━━━━━ DATA FOR PROCESSING
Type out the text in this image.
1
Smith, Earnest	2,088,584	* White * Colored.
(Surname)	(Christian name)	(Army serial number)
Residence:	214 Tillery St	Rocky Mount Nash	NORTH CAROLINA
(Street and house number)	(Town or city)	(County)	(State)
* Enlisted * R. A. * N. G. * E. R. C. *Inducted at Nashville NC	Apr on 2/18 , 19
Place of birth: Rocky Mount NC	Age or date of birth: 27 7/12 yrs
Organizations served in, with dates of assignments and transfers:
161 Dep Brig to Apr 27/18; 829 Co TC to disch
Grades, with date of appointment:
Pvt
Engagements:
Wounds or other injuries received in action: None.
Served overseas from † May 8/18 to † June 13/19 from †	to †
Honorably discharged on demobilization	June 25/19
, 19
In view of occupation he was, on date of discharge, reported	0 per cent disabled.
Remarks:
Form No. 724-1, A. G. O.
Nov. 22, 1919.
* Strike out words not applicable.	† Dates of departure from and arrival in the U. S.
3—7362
━━━━━━━━━━
* **REQUIRED WORK**
Repeat the listing above without any change.

* **TASK SOLUTION**
Type out the text in this image.
1
Smith, Earnest	2,088,584	* White * Colored.
(Surname)	(Christian name)	(Army serial number)
Residence:	214 Tillery St	Rocky Mount Nash	NORTH CAROLINA
(Street and house number)	(Town or city)	(County)	(State)
* Enlisted * R. A. * N. G. * E. R. C. *Inducted at Nashville NC	Apr on 2/18 , 19
Place of birth: Rocky Mount NC	Age or date of birth: 27 7/12 yrs
Organizations served in, with dates of assignments and transfers:
161 Dep Brig to Apr 27/18; 829 Co TC to disch
Grades, with date of appointment:
Pvt
Engagements:
Wounds or other injuries received in action: None.
Served overseas from † May 8/18 to † June 13/19 from †	to †
Honorably discharged on demobilization	June 25/19
, 19
In view of occupation he was, on date of discharge, reported	0 per cent disabled.
Remarks:
Form No. 724-1, A. G. O.
Nov. 22, 1919.
* Strike out words not applicable.	† Dates of departure from and arrival in the U. S.
3—7362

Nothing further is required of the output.